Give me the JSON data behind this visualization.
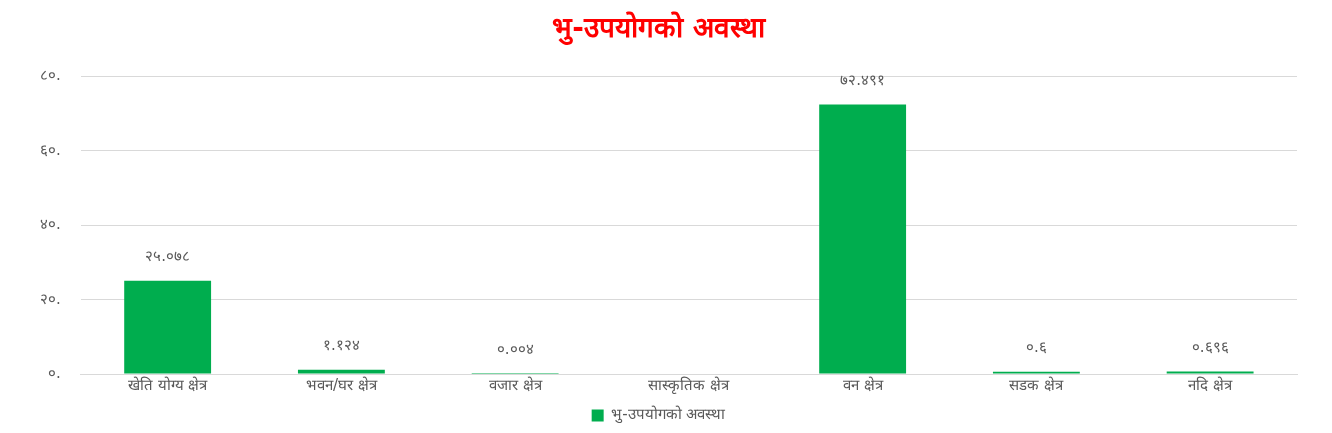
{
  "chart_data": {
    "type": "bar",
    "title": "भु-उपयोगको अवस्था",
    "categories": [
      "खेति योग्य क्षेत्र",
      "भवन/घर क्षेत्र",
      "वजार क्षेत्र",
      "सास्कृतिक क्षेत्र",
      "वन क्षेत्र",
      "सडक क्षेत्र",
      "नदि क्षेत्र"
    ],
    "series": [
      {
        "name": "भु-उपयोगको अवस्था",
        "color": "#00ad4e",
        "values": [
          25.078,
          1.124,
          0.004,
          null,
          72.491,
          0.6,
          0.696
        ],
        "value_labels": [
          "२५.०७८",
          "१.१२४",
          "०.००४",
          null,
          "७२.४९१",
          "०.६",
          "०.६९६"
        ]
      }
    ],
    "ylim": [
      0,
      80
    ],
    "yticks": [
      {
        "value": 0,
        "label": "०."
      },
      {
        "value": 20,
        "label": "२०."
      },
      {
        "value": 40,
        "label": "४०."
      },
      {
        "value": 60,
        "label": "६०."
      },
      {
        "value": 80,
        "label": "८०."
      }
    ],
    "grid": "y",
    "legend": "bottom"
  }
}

------------------------------------------------

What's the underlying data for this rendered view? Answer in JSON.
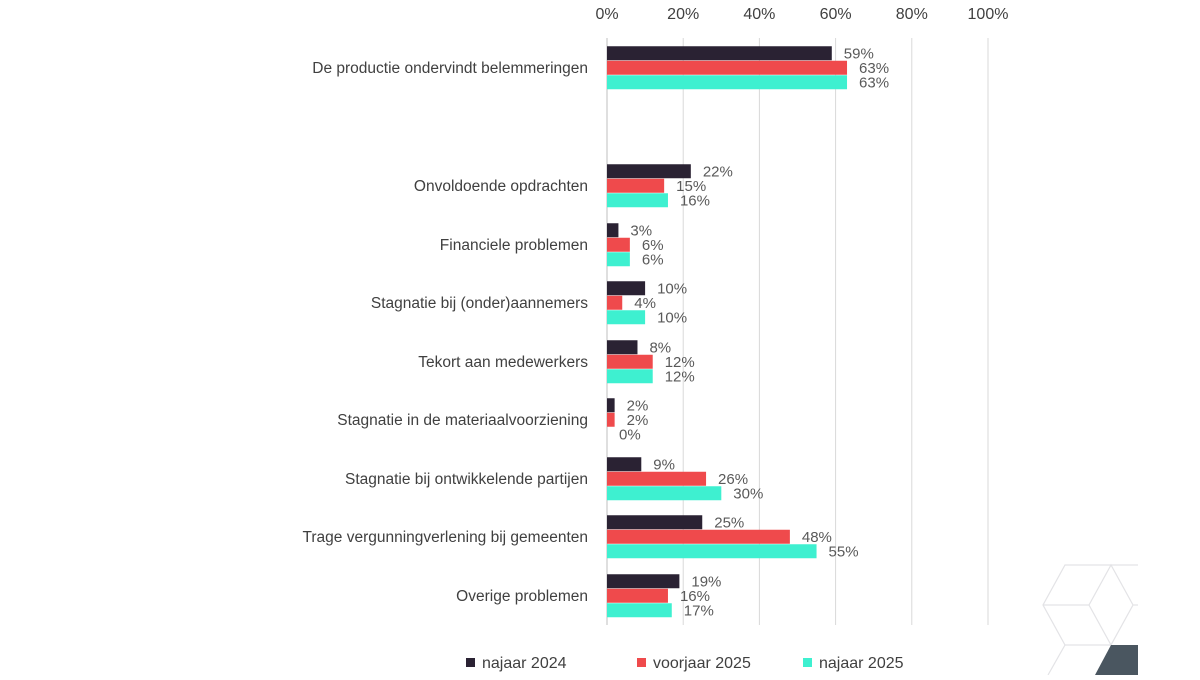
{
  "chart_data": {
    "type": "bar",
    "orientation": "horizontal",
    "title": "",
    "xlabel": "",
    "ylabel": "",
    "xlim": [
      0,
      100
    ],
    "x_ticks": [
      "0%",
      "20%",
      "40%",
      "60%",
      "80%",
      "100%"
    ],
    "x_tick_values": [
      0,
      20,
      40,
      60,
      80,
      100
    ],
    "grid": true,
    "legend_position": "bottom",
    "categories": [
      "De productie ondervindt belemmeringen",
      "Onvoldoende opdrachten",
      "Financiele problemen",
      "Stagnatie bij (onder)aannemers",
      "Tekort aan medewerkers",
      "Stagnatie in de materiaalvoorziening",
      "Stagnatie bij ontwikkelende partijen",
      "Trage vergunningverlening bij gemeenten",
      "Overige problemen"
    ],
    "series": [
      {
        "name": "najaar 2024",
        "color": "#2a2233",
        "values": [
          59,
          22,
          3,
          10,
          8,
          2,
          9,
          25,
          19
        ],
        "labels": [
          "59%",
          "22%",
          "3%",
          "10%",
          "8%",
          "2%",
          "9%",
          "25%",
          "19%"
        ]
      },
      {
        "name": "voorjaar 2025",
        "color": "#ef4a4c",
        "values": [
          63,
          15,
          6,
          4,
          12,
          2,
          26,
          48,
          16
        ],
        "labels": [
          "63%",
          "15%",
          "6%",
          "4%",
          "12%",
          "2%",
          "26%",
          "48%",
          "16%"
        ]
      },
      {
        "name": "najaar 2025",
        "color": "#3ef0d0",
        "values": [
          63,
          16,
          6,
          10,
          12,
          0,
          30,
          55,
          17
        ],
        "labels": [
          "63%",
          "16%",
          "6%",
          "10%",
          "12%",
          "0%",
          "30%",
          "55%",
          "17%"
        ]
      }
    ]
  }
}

------------------------------------------------

#### Task details
Copy each line that holds the word "color".

#### Response to the task
        "color": "#00ad4e",
        "color": "#2a2233",
        "color": "#ef4a4c",
        "color": "#3ef0d0",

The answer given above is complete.